-- START OF SOURCE PASSAGE --
The Easter ceasefire is over, and the fighting has resumed where it left off.  It left off at a very interesting point.  Something almost impossible to credit is taking shape in Ukraine.  Its potential seems wholly at odds with the narrative of Russian inevitability which we have grown used to hearing from Moscow and its allies, including the White House and the State Department.  Yet it hasn’t come out of nowhere.  By the second-half of last year it was already apparent that Moscow could not bring to bear sufficient military force to realise its maximalist aims.  Far from granting an inevitable victory as the adversary with the larger economy and population, the favoured Russian strategy of attrition was not producing the expected results.  Then, as winter set in, Russia’s employment of unmanned aerial warfare in the form of terror attacks on Ukrainian civilians and on civilian power generation targets likewise did not yield the expected general demoralisation of the Ukrainian people and the sapping of their war-will.
-- END OF SOURCE PASSAGE --
[TO DO]:
a – Using the passage on the war in Ukraine, decide whether each statement agrees with it. Answer yes or no for each and quote the words that decide it.
(i) After the Easter ceasefire, the fighting resumed at a different point from where it had stopped.
(ii) By the second half of last year, it was apparent that Moscow could not muster enough military force to achieve its maximalist aims.
(iii) Russia's winter attacks on Ukrainian civilians and power generation broke the Ukrainian people's will to fight.
b – Answer each question from the passage on the war in Ukraine.
(i) Which ceasefire has ended?
(ii) Which two American institutions does the passage count among Moscow's allies?
(iii) What was the favored Russian strategy that failed to produce the expected results?
c – Write the next part of the passage on the war in Ukraine, picking up after its final sentence.
-- START OF DATA --
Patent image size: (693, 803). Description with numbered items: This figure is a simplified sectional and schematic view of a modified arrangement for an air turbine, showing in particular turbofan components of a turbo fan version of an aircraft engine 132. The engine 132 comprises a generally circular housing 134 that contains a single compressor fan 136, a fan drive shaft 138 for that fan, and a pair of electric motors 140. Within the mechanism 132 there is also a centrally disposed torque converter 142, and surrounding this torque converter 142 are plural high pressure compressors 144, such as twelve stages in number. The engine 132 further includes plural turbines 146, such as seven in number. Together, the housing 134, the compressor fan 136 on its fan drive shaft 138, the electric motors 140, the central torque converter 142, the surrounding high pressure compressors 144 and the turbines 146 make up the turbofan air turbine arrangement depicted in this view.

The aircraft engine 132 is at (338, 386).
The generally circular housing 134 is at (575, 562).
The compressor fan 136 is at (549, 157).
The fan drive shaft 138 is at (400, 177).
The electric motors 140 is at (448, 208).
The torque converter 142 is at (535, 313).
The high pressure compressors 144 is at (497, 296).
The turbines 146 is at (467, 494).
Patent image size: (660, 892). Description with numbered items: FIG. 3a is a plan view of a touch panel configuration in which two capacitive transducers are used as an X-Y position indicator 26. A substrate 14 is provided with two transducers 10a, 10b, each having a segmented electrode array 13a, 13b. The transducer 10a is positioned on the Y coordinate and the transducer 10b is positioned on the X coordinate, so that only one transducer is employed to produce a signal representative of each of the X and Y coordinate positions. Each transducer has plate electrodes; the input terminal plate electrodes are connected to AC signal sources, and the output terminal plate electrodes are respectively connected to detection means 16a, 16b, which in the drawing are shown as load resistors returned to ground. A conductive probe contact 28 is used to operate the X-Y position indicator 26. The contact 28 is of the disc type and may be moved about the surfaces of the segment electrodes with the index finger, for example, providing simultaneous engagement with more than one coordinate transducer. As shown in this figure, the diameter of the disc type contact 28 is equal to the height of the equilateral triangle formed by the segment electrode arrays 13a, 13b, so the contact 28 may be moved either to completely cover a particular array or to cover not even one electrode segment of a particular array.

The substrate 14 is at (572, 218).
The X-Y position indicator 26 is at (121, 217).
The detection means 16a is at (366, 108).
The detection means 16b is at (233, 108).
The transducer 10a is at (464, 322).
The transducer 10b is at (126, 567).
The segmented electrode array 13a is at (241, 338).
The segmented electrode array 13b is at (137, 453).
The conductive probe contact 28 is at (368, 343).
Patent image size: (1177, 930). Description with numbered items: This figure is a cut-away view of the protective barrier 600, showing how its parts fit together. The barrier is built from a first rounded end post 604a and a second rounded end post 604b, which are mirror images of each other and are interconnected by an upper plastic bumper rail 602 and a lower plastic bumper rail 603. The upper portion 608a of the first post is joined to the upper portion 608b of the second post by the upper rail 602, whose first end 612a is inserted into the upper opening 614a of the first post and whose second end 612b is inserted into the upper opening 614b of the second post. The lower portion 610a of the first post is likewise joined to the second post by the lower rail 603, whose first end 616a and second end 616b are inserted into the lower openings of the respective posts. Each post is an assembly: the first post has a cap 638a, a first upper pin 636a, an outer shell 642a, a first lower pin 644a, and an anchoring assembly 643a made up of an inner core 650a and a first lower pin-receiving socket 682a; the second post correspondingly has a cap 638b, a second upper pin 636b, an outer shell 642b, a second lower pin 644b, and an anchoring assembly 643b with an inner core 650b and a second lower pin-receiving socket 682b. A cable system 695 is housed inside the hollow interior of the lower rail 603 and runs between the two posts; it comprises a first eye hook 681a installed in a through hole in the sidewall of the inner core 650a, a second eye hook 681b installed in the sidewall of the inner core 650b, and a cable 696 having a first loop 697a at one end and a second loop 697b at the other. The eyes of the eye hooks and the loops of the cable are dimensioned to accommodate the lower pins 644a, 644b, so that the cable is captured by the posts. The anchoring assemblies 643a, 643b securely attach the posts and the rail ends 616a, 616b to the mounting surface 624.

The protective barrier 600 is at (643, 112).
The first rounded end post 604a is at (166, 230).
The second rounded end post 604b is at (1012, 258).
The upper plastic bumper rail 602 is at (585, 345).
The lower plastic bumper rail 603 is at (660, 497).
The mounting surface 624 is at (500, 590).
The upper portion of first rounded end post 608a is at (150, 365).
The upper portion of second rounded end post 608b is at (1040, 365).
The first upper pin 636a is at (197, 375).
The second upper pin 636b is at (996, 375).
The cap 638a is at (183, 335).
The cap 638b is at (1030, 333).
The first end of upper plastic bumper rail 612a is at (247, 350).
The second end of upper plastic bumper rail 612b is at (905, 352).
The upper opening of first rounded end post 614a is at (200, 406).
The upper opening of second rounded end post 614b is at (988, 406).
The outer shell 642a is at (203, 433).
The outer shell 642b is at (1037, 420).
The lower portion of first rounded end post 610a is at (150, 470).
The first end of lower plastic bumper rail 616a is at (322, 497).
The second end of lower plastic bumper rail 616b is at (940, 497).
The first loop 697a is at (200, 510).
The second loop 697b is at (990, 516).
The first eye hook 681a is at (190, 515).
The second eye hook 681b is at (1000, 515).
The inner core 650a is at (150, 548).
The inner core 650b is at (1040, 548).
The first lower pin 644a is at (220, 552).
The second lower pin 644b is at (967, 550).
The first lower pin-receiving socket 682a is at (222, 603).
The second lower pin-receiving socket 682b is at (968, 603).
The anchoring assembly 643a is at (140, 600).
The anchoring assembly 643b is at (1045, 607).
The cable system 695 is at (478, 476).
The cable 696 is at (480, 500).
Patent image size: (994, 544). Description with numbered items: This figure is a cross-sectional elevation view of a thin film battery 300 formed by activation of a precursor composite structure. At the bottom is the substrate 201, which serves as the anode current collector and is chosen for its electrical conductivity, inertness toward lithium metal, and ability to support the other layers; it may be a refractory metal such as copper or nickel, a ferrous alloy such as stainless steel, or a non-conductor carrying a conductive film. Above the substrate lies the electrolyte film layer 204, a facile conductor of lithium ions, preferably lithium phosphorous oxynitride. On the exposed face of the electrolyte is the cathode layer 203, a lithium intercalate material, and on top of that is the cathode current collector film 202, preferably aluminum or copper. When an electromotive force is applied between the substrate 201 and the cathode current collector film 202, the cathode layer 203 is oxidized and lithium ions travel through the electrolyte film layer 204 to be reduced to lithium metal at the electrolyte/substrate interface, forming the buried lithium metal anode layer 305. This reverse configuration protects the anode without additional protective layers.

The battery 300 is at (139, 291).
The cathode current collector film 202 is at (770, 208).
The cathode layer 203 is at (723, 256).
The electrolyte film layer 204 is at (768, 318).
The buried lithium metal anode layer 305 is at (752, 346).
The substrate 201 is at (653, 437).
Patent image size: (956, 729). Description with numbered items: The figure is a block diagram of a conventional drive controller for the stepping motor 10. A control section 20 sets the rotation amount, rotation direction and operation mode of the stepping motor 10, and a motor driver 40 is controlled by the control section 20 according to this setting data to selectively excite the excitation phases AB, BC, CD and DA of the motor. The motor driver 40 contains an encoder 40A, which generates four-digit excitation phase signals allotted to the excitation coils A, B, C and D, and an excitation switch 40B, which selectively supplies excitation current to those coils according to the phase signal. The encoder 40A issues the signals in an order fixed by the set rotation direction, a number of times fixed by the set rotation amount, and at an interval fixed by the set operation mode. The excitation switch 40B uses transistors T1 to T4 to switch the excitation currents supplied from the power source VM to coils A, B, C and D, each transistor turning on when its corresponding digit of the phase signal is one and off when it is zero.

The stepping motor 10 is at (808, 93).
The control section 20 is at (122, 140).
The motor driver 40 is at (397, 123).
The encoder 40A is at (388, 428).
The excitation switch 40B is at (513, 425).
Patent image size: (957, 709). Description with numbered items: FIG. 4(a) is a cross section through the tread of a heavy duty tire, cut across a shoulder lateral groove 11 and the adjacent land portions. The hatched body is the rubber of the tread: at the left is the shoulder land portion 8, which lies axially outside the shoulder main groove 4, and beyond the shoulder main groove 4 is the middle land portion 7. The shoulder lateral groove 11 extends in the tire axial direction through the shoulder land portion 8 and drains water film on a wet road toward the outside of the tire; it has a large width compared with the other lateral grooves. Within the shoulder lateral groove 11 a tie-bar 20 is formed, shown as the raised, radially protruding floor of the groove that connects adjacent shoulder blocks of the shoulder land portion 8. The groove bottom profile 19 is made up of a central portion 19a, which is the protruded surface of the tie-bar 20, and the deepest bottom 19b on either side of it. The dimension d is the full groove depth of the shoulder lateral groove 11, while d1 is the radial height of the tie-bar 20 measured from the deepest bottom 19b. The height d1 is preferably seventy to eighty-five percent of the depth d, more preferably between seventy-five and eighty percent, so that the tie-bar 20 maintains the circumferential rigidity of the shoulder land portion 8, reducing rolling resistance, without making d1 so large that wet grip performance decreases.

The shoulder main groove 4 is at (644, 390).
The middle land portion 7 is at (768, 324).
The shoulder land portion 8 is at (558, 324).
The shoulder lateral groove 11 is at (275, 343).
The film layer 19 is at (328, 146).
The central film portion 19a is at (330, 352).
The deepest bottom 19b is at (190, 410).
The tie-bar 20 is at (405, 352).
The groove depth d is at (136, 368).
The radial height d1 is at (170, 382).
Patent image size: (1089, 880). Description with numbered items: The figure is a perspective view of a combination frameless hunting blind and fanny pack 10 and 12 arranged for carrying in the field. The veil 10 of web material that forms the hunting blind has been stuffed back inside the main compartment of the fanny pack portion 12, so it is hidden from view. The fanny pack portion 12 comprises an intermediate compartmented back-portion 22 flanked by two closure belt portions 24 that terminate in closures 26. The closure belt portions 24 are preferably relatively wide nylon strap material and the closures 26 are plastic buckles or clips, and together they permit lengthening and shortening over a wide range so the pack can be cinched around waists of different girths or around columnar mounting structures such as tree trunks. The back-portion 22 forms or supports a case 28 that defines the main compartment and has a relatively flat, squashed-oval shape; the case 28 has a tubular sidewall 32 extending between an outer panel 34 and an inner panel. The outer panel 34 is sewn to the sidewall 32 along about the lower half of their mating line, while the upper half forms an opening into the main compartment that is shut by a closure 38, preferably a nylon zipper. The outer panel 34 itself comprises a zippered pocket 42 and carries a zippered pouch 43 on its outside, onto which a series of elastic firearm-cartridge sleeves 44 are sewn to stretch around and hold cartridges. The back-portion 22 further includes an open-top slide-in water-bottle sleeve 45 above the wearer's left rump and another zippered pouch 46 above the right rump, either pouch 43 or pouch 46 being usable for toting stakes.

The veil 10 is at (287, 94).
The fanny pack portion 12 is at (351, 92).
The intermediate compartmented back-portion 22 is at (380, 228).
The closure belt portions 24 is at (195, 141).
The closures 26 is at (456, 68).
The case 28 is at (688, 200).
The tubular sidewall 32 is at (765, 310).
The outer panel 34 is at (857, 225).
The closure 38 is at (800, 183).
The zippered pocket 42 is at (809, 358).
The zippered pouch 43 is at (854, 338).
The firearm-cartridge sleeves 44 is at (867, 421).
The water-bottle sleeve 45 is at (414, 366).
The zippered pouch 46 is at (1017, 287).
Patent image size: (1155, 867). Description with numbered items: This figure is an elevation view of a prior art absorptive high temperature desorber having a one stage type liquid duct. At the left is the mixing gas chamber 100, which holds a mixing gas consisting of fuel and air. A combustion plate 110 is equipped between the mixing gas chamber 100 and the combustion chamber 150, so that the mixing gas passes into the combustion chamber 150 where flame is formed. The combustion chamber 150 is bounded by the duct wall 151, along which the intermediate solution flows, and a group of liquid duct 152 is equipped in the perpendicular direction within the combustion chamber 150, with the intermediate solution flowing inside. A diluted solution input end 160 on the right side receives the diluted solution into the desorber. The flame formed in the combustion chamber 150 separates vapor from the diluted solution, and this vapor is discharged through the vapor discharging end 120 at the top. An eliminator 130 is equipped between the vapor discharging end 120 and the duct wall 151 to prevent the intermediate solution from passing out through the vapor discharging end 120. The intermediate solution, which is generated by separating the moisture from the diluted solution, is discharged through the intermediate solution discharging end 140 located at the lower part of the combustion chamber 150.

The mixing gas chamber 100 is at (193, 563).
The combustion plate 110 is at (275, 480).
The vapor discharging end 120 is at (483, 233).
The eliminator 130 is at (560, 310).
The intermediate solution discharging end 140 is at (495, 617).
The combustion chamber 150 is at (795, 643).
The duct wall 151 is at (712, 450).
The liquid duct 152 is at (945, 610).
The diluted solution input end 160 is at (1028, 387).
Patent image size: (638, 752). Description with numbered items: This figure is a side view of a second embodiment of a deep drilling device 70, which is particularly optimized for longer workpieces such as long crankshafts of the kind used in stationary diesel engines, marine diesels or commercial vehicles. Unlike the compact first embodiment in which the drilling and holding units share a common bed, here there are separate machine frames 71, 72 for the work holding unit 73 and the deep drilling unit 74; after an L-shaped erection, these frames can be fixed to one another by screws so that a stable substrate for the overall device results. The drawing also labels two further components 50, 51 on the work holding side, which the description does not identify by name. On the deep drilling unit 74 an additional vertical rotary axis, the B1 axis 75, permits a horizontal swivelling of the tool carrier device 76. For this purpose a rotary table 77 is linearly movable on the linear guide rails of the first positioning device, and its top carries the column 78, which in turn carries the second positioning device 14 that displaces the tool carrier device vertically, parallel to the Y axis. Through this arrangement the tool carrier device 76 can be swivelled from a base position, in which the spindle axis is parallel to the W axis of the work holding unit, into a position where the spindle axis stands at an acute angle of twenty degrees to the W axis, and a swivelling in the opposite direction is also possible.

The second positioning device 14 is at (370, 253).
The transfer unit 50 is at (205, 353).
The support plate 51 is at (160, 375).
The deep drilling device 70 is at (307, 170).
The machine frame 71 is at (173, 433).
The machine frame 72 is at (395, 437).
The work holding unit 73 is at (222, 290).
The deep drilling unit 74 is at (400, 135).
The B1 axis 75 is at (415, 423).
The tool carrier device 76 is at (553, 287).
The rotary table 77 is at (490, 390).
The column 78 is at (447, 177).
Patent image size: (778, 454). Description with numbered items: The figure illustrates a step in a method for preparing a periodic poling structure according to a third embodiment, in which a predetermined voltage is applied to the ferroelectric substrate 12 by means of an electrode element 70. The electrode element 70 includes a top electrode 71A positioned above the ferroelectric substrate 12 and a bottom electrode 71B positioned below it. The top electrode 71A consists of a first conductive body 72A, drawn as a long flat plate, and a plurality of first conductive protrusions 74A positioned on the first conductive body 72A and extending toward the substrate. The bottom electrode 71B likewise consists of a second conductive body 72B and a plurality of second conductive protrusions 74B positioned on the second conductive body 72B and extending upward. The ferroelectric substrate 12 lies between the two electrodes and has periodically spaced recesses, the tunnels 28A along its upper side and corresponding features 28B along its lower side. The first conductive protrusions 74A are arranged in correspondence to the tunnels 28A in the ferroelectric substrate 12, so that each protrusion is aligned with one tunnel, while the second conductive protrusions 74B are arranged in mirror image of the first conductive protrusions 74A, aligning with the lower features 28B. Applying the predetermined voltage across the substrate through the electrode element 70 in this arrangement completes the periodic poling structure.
-- END OF DATA --
[PER-TASK ANSWERS]:
a –
(i) No: "the fighting has resumed where it left off"
(ii) Yes: "it was already apparent that Moscow could not bring to bear sufficient military force to realise its maximalist aims"
(iii) No: "did not yield the expected general demoralisation of the Ukrainian people and the sapping of their war-will"

b –
(i) The Easter ceasefire.
(ii) The White House and the State Department.
(iii) Attrition.

c –
This characteristically crude twin approach was failing because the Ukrainian command (a) avoided the meat-grinder tactic by giving-up territory when necessary to preserve Ukrainian soldiers’ lives, and (b) found ways to nullify the most effective weapon the Russian forces could deploy on the contact line, the glide bomb or KAB.  The Ukrainian strategy throughout 2025 was to bleed the enemy while conducting deep strikes against Russian military-industrial and economic targets (the most famous of which was Operation Spiderweb, of course).  Though effective enough to slow the Russian advance to a snail’s pace, it was still only a containing measure.  But with the turn of the new year that began to change.  There was a step-change in Ukrainian tactical capacity involving more sophisticated, more integrated, and more numerous drones.  The term “drone swarm” became a reality.

At the same time an extraordinary array of new Ukrainian short-range, surveillance, and cruise weapons began arriving in theatre, much of it enhanced by unjammable AI.  Over three hundred AI-related developments are registered with Brave1, Ukraine’s centralized defense-tech platform platform.  More than seventy systems based on AI and computer vision are already in active use on the battlefield.  On top of all that a ballistic weapon is undergoing live combat trials.  A home-grown Patriot missile replacement is now planned.  The pace of innovation is staggering.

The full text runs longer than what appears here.